Brötchentaste weg: „massiver Schaden“

Gebührenerhöhung und kein kostenloses Kurzzeitparken mehr 

An dieser Stelle wurde 2004 die erste Brötchentaste in Bremen-Nord vom damaligen Verkehrssenator Jens Eckhoff eingeweiht.Foto: RDR

Artikel vom: 23.04.2023

Bremen-Nord – (RDR) Im Jahr 2004 startete das Pilotprojekt „Brötchentaste“. Dabei konnten Autofahrer an bestimmten Automaten einen Parkschein lösen, und mit diesem 20 Minuten lang kostenlos parken. Also etwa jene Zeit, die es benötigt, um mal eben beim Bäcker ein paar Brötchen zu kaufen oder eine andere schnelle Besorgung zu machen. In Vegesack war es  der damalige Senator für Bau, Umwelt und Verkehr, Jens Eckhoff, der die erste Brötchentaste in der Gerhard-Rohlfs-Straße feierlich einweihte. Ursprünglich gab es zwei Brötchentasten in Bremen-Nord und zwei weitere in der Stadt. Weil der Modellversuch so gut ankam, wurde er ein Jahr später um acht weitere Straßen erweitert.

★ ★ ★ ★ ★ ★ ★

IHRE AUFGABE
Schreiben Sie den Artikel über die Brötchentaste vollständig und ohne jede Änderung ab. Die Zeilen haben mit dem Artikel nichts zu tun.

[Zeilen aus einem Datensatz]
★ ★ ★ ★ ★ ★ ★

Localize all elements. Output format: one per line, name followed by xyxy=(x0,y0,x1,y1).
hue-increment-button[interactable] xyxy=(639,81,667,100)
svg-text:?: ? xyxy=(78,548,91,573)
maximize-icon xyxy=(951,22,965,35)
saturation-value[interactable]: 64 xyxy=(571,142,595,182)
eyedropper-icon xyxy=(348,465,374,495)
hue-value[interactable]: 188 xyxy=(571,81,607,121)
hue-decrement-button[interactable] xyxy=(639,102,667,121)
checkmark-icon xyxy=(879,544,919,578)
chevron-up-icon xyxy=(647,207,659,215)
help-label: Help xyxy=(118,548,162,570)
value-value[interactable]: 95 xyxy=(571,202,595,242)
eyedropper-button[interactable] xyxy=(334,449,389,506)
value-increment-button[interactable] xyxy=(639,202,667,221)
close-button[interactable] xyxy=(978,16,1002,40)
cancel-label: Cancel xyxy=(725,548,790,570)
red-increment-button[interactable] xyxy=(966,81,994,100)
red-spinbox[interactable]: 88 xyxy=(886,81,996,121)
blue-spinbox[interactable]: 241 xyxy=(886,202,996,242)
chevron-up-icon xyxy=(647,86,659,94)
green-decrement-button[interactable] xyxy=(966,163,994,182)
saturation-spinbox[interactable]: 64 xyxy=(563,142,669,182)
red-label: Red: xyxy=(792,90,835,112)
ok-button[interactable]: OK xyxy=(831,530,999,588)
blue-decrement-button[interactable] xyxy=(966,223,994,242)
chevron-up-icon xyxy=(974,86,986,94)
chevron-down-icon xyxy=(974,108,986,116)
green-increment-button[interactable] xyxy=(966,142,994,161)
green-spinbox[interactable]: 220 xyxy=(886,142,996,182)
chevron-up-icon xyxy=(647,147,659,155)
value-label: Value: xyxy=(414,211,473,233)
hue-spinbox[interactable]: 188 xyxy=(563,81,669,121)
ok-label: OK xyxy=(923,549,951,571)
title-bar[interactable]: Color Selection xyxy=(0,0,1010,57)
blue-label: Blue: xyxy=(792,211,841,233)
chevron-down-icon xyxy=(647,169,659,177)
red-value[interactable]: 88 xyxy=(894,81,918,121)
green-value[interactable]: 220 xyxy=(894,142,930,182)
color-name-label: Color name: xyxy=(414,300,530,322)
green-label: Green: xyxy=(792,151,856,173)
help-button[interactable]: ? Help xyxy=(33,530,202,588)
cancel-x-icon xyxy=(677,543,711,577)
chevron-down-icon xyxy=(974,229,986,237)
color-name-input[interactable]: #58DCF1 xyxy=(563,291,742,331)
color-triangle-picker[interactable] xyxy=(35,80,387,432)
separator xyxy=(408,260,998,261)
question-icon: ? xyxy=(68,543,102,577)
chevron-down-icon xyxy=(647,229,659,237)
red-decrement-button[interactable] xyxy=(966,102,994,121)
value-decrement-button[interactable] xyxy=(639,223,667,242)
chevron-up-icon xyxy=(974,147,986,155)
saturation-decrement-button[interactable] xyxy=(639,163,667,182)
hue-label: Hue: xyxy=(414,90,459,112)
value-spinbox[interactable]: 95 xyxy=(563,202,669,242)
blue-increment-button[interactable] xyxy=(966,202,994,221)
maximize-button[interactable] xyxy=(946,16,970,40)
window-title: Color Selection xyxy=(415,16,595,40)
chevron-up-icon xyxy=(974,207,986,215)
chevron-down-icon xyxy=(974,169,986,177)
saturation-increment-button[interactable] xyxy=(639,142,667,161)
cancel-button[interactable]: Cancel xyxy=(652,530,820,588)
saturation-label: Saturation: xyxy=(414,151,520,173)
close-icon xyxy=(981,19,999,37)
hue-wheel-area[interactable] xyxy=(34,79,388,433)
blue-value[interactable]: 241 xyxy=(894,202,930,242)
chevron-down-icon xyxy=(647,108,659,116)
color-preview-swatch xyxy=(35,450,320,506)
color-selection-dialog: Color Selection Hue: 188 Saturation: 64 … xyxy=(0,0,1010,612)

★ ★ ★ ★ ★ ★ ★

LÖSUNG DER AUFGABE
Brötchentaste weg: „massiver Schaden“

Gebührenerhöhung und kein kostenloses Kurzzeitparken mehr 

An dieser Stelle wurde 2004 die erste Brötchentaste in Bremen-Nord vom damaligen Verkehrssenator Jens Eckhoff eingeweiht.Foto: RDR

Artikel vom: 23.04.2023

Bremen-Nord – (RDR) Im Jahr 2004 startete das Pilotprojekt „Brötchentaste“. Dabei konnten Autofahrer an bestimmten Automaten einen Parkschein lösen, und mit diesem 20 Minuten lang kostenlos parken. Also etwa jene Zeit, die es benötigt, um mal eben beim Bäcker ein paar Brötchen zu kaufen oder eine andere schnelle Besorgung zu machen. In Vegesack war es  der damalige Senator für Bau, Umwelt und Verkehr, Jens Eckhoff, der die erste Brötchentaste in der Gerhard-Rohlfs-Straße feierlich einweihte. Ursprünglich gab es zwei Brötchentasten in Bremen-Nord und zwei weitere in der Stadt. Weil der Modellversuch so gut ankam, wurde er ein Jahr später um acht weitere Straßen erweitert.